◆ **Task item**: Return the entries that follow exactly, with no images.

Dataset records:
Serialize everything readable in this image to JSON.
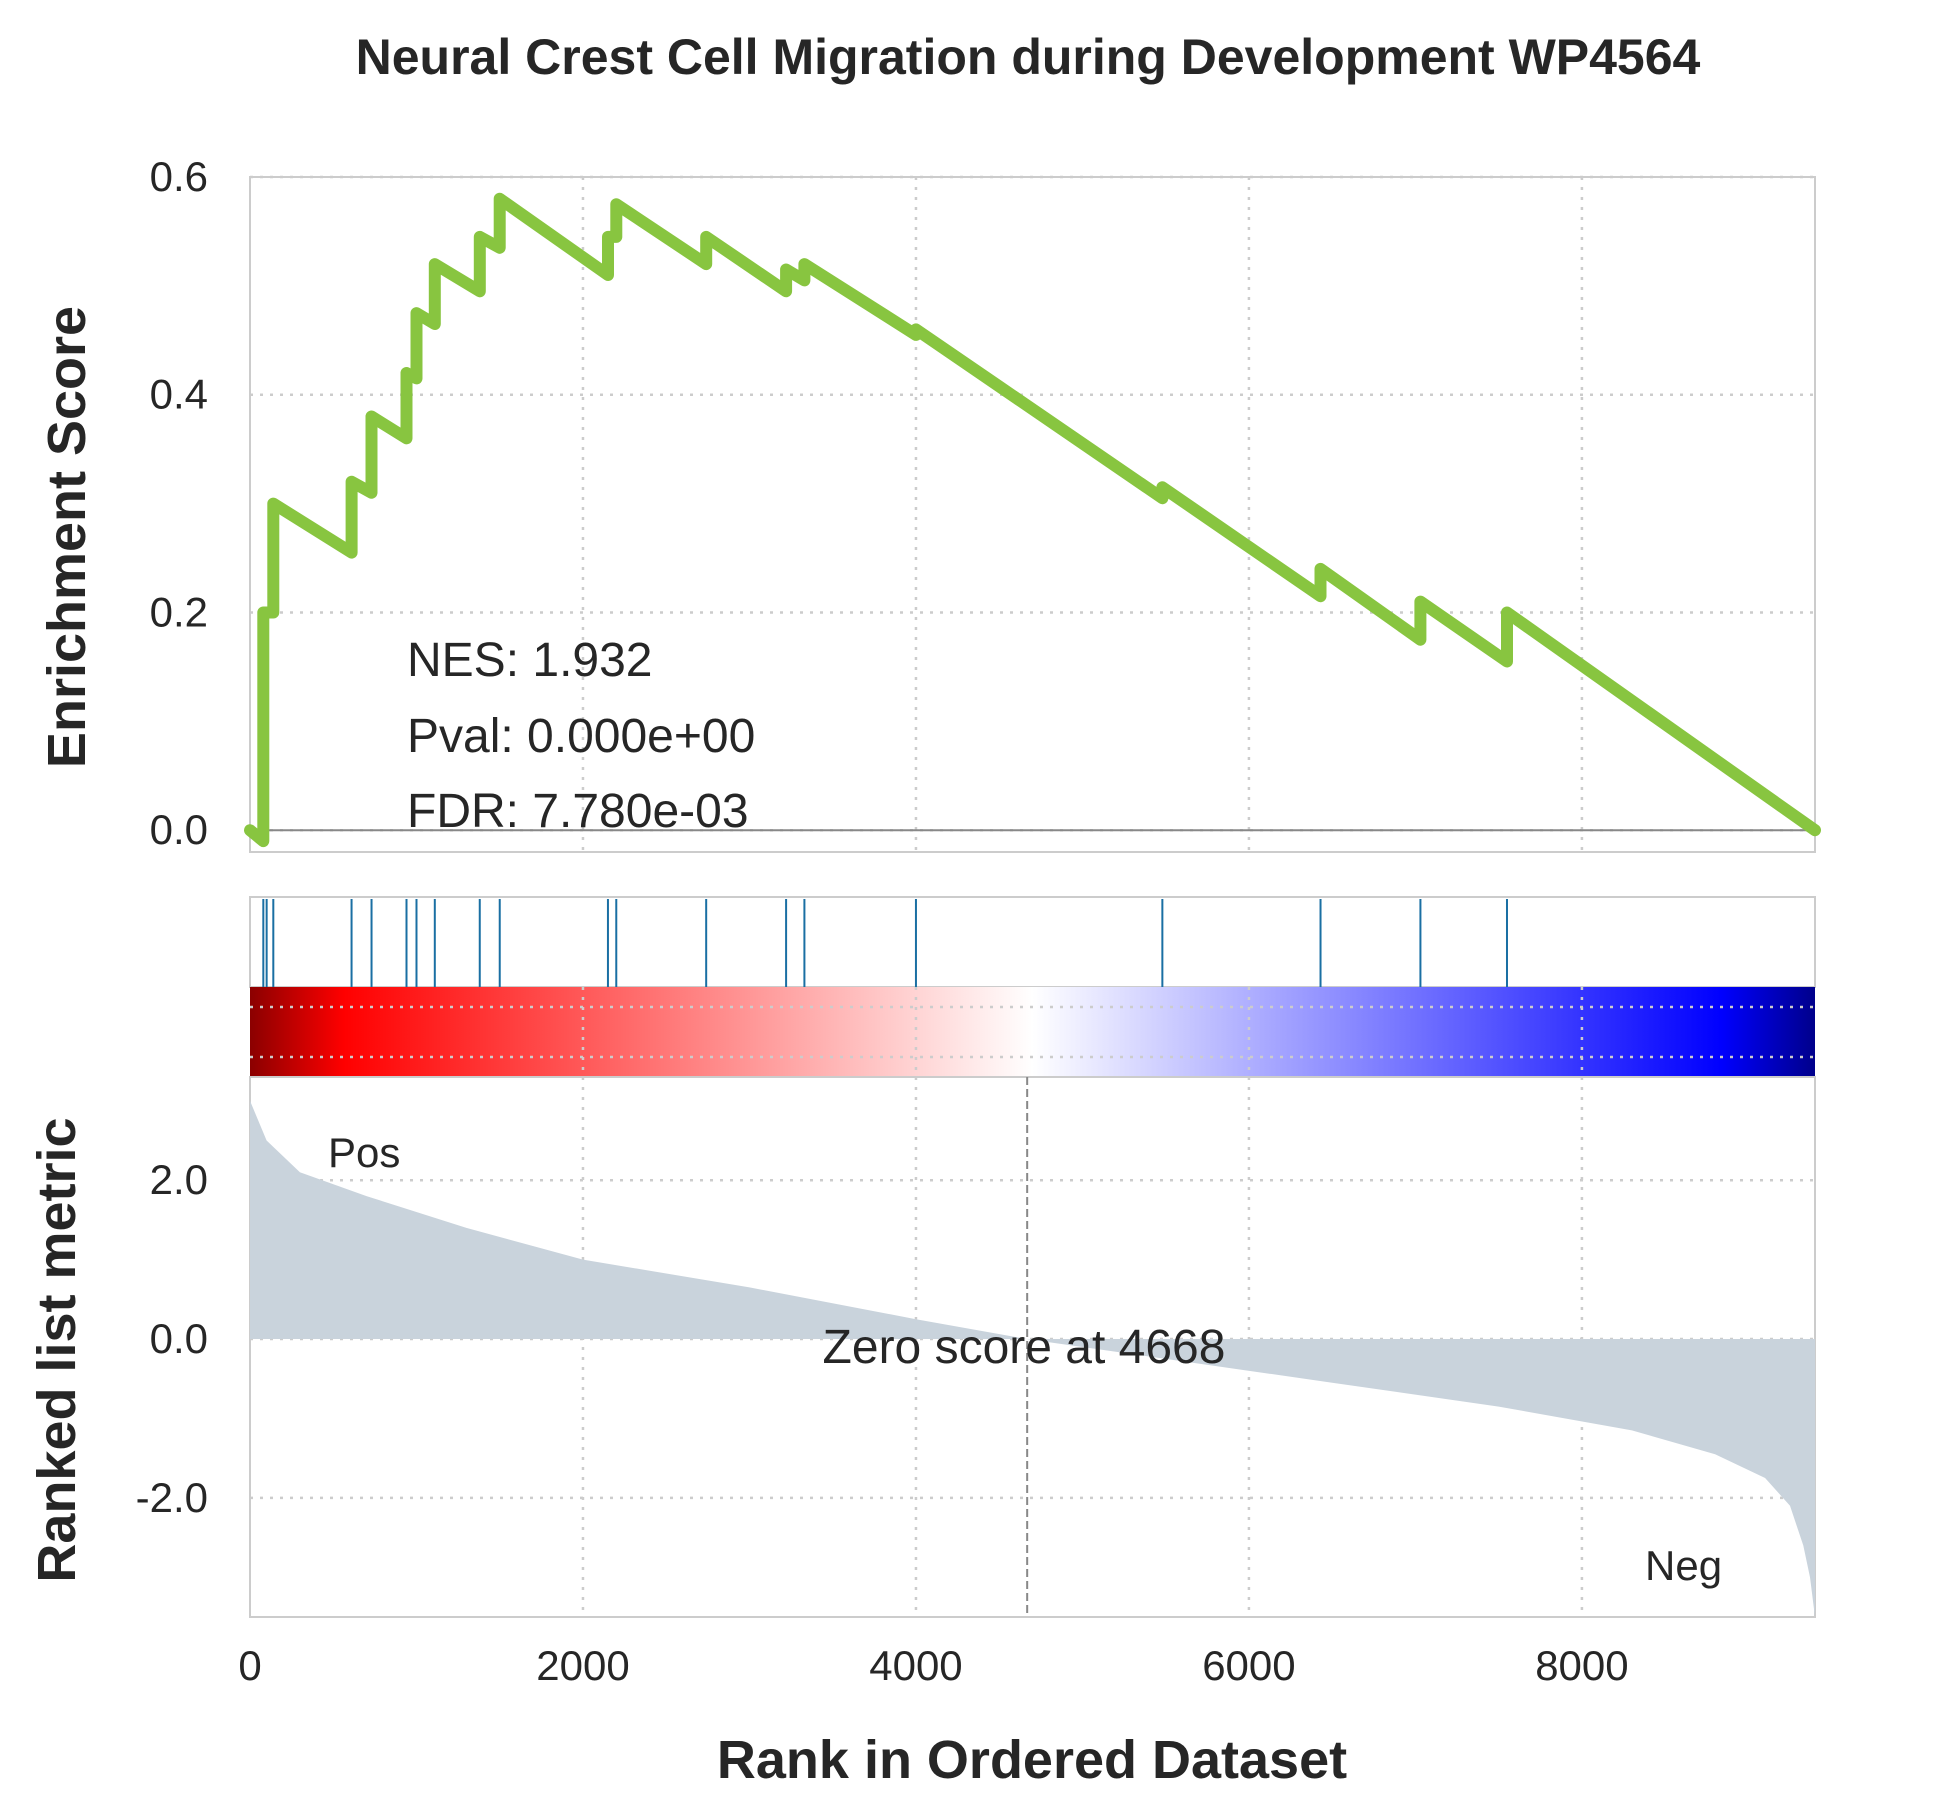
{
  "chart_data": {
    "type": "line",
    "title": "Neural Crest Cell Migration during Development WP4564",
    "xlabel": "Rank in Ordered Dataset",
    "ylabel_top": "Enrichment Score",
    "ylabel_bottom": "Ranked list metric",
    "xlim": [
      0,
      9400
    ],
    "ylim_top": [
      -0.02,
      0.6
    ],
    "ylim_bottom": [
      -3.5,
      3.3
    ],
    "x_ticks": [
      0,
      2000,
      4000,
      6000,
      8000
    ],
    "y_ticks_top": [
      0.0,
      0.2,
      0.4,
      0.6
    ],
    "y_ticks_bottom": [
      -2.0,
      0.0,
      2.0
    ],
    "stats": {
      "nes": "NES: 1.932",
      "pval": "Pval: 0.000e+00",
      "fdr": "FDR: 7.780e-03"
    },
    "pos_label": "Pos",
    "neg_label": "Neg",
    "zero_label": "Zero score at 4668",
    "zero_rank": 4668,
    "n_genes": 9400,
    "hits": [
      80,
      100,
      140,
      610,
      730,
      940,
      1000,
      1110,
      1380,
      1500,
      2150,
      2200,
      2740,
      3220,
      3330,
      4000,
      5480,
      6430,
      7030,
      7550
    ],
    "es_curve": [
      [
        0,
        0.0
      ],
      [
        80,
        -0.01
      ],
      [
        80,
        0.2
      ],
      [
        100,
        0.2
      ],
      [
        140,
        0.2
      ],
      [
        140,
        0.3
      ],
      [
        610,
        0.255
      ],
      [
        610,
        0.32
      ],
      [
        730,
        0.31
      ],
      [
        730,
        0.38
      ],
      [
        940,
        0.36
      ],
      [
        940,
        0.42
      ],
      [
        1000,
        0.415
      ],
      [
        1000,
        0.475
      ],
      [
        1110,
        0.465
      ],
      [
        1110,
        0.52
      ],
      [
        1380,
        0.495
      ],
      [
        1380,
        0.545
      ],
      [
        1500,
        0.535
      ],
      [
        1500,
        0.58
      ],
      [
        2150,
        0.51
      ],
      [
        2150,
        0.545
      ],
      [
        2200,
        0.545
      ],
      [
        2200,
        0.575
      ],
      [
        2740,
        0.52
      ],
      [
        2740,
        0.545
      ],
      [
        3220,
        0.495
      ],
      [
        3220,
        0.515
      ],
      [
        3330,
        0.505
      ],
      [
        3330,
        0.52
      ],
      [
        4000,
        0.455
      ],
      [
        4000,
        0.46
      ],
      [
        5480,
        0.305
      ],
      [
        5480,
        0.315
      ],
      [
        6430,
        0.215
      ],
      [
        6430,
        0.24
      ],
      [
        7030,
        0.175
      ],
      [
        7030,
        0.21
      ],
      [
        7550,
        0.155
      ],
      [
        7550,
        0.2
      ],
      [
        9400,
        0.0
      ]
    ],
    "metric_profile": [
      [
        0,
        3.0
      ],
      [
        100,
        2.5
      ],
      [
        300,
        2.1
      ],
      [
        700,
        1.8
      ],
      [
        1300,
        1.4
      ],
      [
        2000,
        1.0
      ],
      [
        3000,
        0.65
      ],
      [
        4000,
        0.25
      ],
      [
        4668,
        0.0
      ],
      [
        5500,
        -0.25
      ],
      [
        6500,
        -0.55
      ],
      [
        7500,
        -0.85
      ],
      [
        8300,
        -1.15
      ],
      [
        8800,
        -1.45
      ],
      [
        9100,
        -1.75
      ],
      [
        9250,
        -2.1
      ],
      [
        9330,
        -2.6
      ],
      [
        9370,
        -3.0
      ],
      [
        9400,
        -3.5
      ]
    ],
    "colors": {
      "es_line": "#88c540",
      "hit": "#1a6fa3",
      "metric_fill": "#c9d3dc",
      "pos": "#ff0000",
      "neg": "#0000ff",
      "grid": "#cccccc",
      "zero_line": "#888888"
    },
    "grid": true
  }
}
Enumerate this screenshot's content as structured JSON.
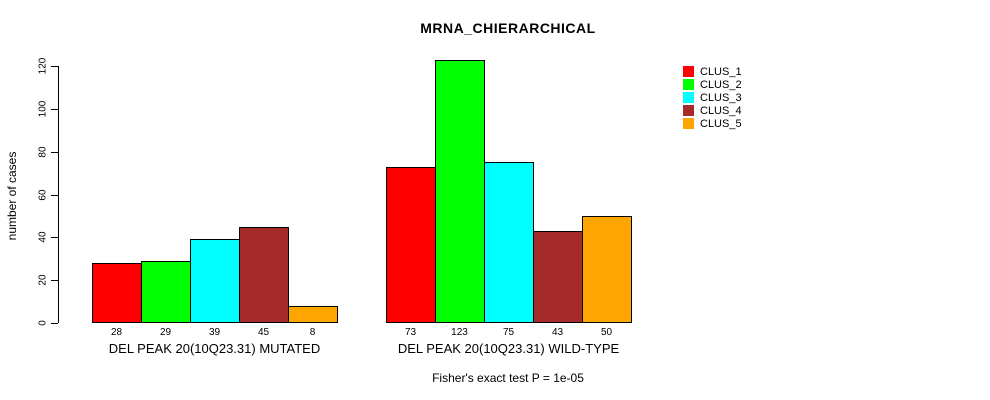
{
  "chart_data": {
    "type": "bar",
    "title": "MRNA_CHIERARCHICAL",
    "ylabel": "number of cases",
    "annotation": "Fisher's exact test P = 1e-05",
    "ylim": [
      0,
      120
    ],
    "yticks": [
      0,
      20,
      40,
      60,
      80,
      100,
      120
    ],
    "grid": false,
    "legend_position": "top-right",
    "categories": [
      "DEL PEAK 20(10Q23.31) MUTATED",
      "DEL PEAK 20(10Q23.31) WILD-TYPE"
    ],
    "series": [
      {
        "name": "CLUS_1",
        "color": "#ff0000",
        "values": [
          28,
          73
        ]
      },
      {
        "name": "CLUS_2",
        "color": "#00ff00",
        "values": [
          29,
          123
        ]
      },
      {
        "name": "CLUS_3",
        "color": "#00ffff",
        "values": [
          39,
          75
        ]
      },
      {
        "name": "CLUS_4",
        "color": "#a52a2a",
        "values": [
          45,
          43
        ]
      },
      {
        "name": "CLUS_5",
        "color": "#ffa500",
        "values": [
          8,
          50
        ]
      }
    ],
    "bar_border_color": "#000000",
    "background": "#ffffff"
  }
}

◆ **Exercise result**:
Serialize everything readable in this image to JSON.
{
  "chart_data": {
    "type": "line",
    "title": "Neural Crest Cell Migration during Development WP4564",
    "xlabel": "Rank in Ordered Dataset",
    "ylabel_top": "Enrichment Score",
    "ylabel_bottom": "Ranked list metric",
    "xlim": [
      0,
      9400
    ],
    "ylim_top": [
      -0.02,
      0.6
    ],
    "ylim_bottom": [
      -3.5,
      3.3
    ],
    "x_ticks": [
      0,
      2000,
      4000,
      6000,
      8000
    ],
    "y_ticks_top": [
      0.0,
      0.2,
      0.4,
      0.6
    ],
    "y_ticks_bottom": [
      -2.0,
      0.0,
      2.0
    ],
    "stats": {
      "nes": "NES: 1.932",
      "pval": "Pval: 0.000e+00",
      "fdr": "FDR: 7.780e-03"
    },
    "pos_label": "Pos",
    "neg_label": "Neg",
    "zero_label": "Zero score at 4668",
    "zero_rank": 4668,
    "n_genes": 9400,
    "hits": [
      80,
      100,
      140,
      610,
      730,
      940,
      1000,
      1110,
      1380,
      1500,
      2150,
      2200,
      2740,
      3220,
      3330,
      4000,
      5480,
      6430,
      7030,
      7550
    ],
    "es_curve": [
      [
        0,
        0.0
      ],
      [
        80,
        -0.01
      ],
      [
        80,
        0.2
      ],
      [
        100,
        0.2
      ],
      [
        140,
        0.2
      ],
      [
        140,
        0.3
      ],
      [
        610,
        0.255
      ],
      [
        610,
        0.32
      ],
      [
        730,
        0.31
      ],
      [
        730,
        0.38
      ],
      [
        940,
        0.36
      ],
      [
        940,
        0.42
      ],
      [
        1000,
        0.415
      ],
      [
        1000,
        0.475
      ],
      [
        1110,
        0.465
      ],
      [
        1110,
        0.52
      ],
      [
        1380,
        0.495
      ],
      [
        1380,
        0.545
      ],
      [
        1500,
        0.535
      ],
      [
        1500,
        0.58
      ],
      [
        2150,
        0.51
      ],
      [
        2150,
        0.545
      ],
      [
        2200,
        0.545
      ],
      [
        2200,
        0.575
      ],
      [
        2740,
        0.52
      ],
      [
        2740,
        0.545
      ],
      [
        3220,
        0.495
      ],
      [
        3220,
        0.515
      ],
      [
        3330,
        0.505
      ],
      [
        3330,
        0.52
      ],
      [
        4000,
        0.455
      ],
      [
        4000,
        0.46
      ],
      [
        5480,
        0.305
      ],
      [
        5480,
        0.315
      ],
      [
        6430,
        0.215
      ],
      [
        6430,
        0.24
      ],
      [
        7030,
        0.175
      ],
      [
        7030,
        0.21
      ],
      [
        7550,
        0.155
      ],
      [
        7550,
        0.2
      ],
      [
        9400,
        0.0
      ]
    ],
    "metric_profile": [
      [
        0,
        3.0
      ],
      [
        100,
        2.5
      ],
      [
        300,
        2.1
      ],
      [
        700,
        1.8
      ],
      [
        1300,
        1.4
      ],
      [
        2000,
        1.0
      ],
      [
        3000,
        0.65
      ],
      [
        4000,
        0.25
      ],
      [
        4668,
        0.0
      ],
      [
        5500,
        -0.25
      ],
      [
        6500,
        -0.55
      ],
      [
        7500,
        -0.85
      ],
      [
        8300,
        -1.15
      ],
      [
        8800,
        -1.45
      ],
      [
        9100,
        -1.75
      ],
      [
        9250,
        -2.1
      ],
      [
        9330,
        -2.6
      ],
      [
        9370,
        -3.0
      ],
      [
        9400,
        -3.5
      ]
    ],
    "colors": {
      "es_line": "#88c540",
      "hit": "#1a6fa3",
      "metric_fill": "#c9d3dc",
      "pos": "#ff0000",
      "neg": "#0000ff",
      "grid": "#cccccc",
      "zero_line": "#888888"
    },
    "grid": true
  }
}
Enumerate this screenshot's content as structured JSON.
{
  "chart_data": {
    "type": "bar",
    "title": "MRNA_CHIERARCHICAL",
    "ylabel": "number of cases",
    "annotation": "Fisher's exact test P = 1e-05",
    "ylim": [
      0,
      120
    ],
    "yticks": [
      0,
      20,
      40,
      60,
      80,
      100,
      120
    ],
    "grid": false,
    "legend_position": "top-right",
    "categories": [
      "DEL PEAK 20(10Q23.31) MUTATED",
      "DEL PEAK 20(10Q23.31) WILD-TYPE"
    ],
    "series": [
      {
        "name": "CLUS_1",
        "color": "#ff0000",
        "values": [
          28,
          73
        ]
      },
      {
        "name": "CLUS_2",
        "color": "#00ff00",
        "values": [
          29,
          123
        ]
      },
      {
        "name": "CLUS_3",
        "color": "#00ffff",
        "values": [
          39,
          75
        ]
      },
      {
        "name": "CLUS_4",
        "color": "#a52a2a",
        "values": [
          45,
          43
        ]
      },
      {
        "name": "CLUS_5",
        "color": "#ffa500",
        "values": [
          8,
          50
        ]
      }
    ],
    "bar_border_color": "#000000",
    "background": "#ffffff"
  }
}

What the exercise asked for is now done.